#### [Exercise prompt]
Copy nothing but the text: repeat each entry exactly and drop the images.

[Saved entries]
┌──
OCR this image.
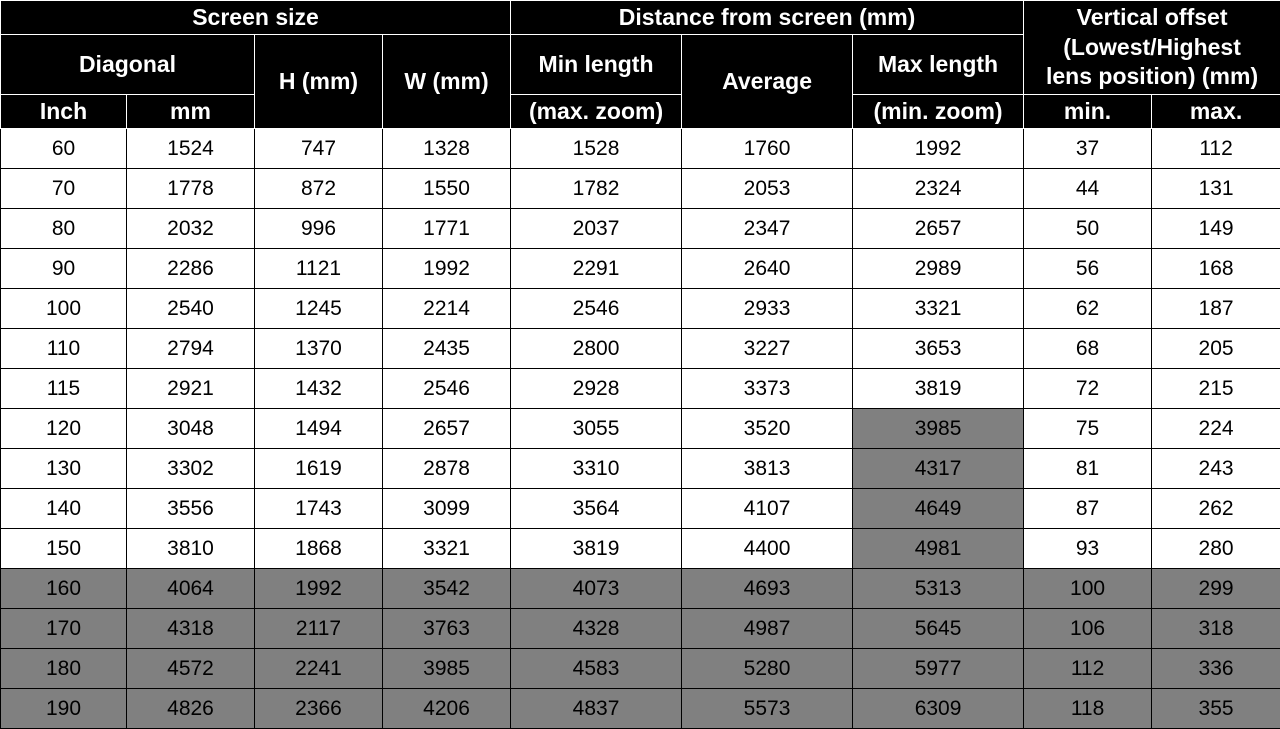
Screen size				Distance from screen (mm)			Vertical offset
(Lowest/Highest
lens position) (mm)	
Diagonal		H (mm)	W (mm)	Min length	Average	Max length		
Inch	mm			(max. zoom)		(min. zoom)	min.	max.
60	1524	747	1328	1528	1760	1992	37	112
70	1778	872	1550	1782	2053	2324	44	131
80	2032	996	1771	2037	2347	2657	50	149
90	2286	1121	1992	2291	2640	2989	56	168
100	2540	1245	2214	2546	2933	3321	62	187
110	2794	1370	2435	2800	3227	3653	68	205
115	2921	1432	2546	2928	3373	3819	72	215
120	3048	1494	2657	3055	3520	3985	75	224
130	3302	1619	2878	3310	3813	4317	81	243
140	3556	1743	3099	3564	4107	4649	87	262
150	3810	1868	3321	3819	4400	4981	93	280
160	4064	1992	3542	4073	4693	5313	100	299
170	4318	2117	3763	4328	4987	5645	106	318
180	4572	2241	3985	4583	5280	5977	112	336
190	4826	2366	4206	4837	5573	6309	118	355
└──
#### [Task answer]
OCR this image.
Screen size				Distance from screen (mm)			Vertical offset
(Lowest/Highest
lens position) (mm)	
Diagonal		H (mm)	W (mm)	Min length	Average	Max length		
Inch	mm			(max. zoom)		(min. zoom)	min.	max.
60	1524	747	1328	1528	1760	1992	37	112
70	1778	872	1550	1782	2053	2324	44	131
80	2032	996	1771	2037	2347	2657	50	149
90	2286	1121	1992	2291	2640	2989	56	168
100	2540	1245	2214	2546	2933	3321	62	187
110	2794	1370	2435	2800	3227	3653	68	205
115	2921	1432	2546	2928	3373	3819	72	215
120	3048	1494	2657	3055	3520	3985	75	224
130	3302	1619	2878	3310	3813	4317	81	243
140	3556	1743	3099	3564	4107	4649	87	262
150	3810	1868	3321	3819	4400	4981	93	280
160	4064	1992	3542	4073	4693	5313	100	299
170	4318	2117	3763	4328	4987	5645	106	318
180	4572	2241	3985	4583	5280	5977	112	336
190	4826	2366	4206	4837	5573	6309	118	355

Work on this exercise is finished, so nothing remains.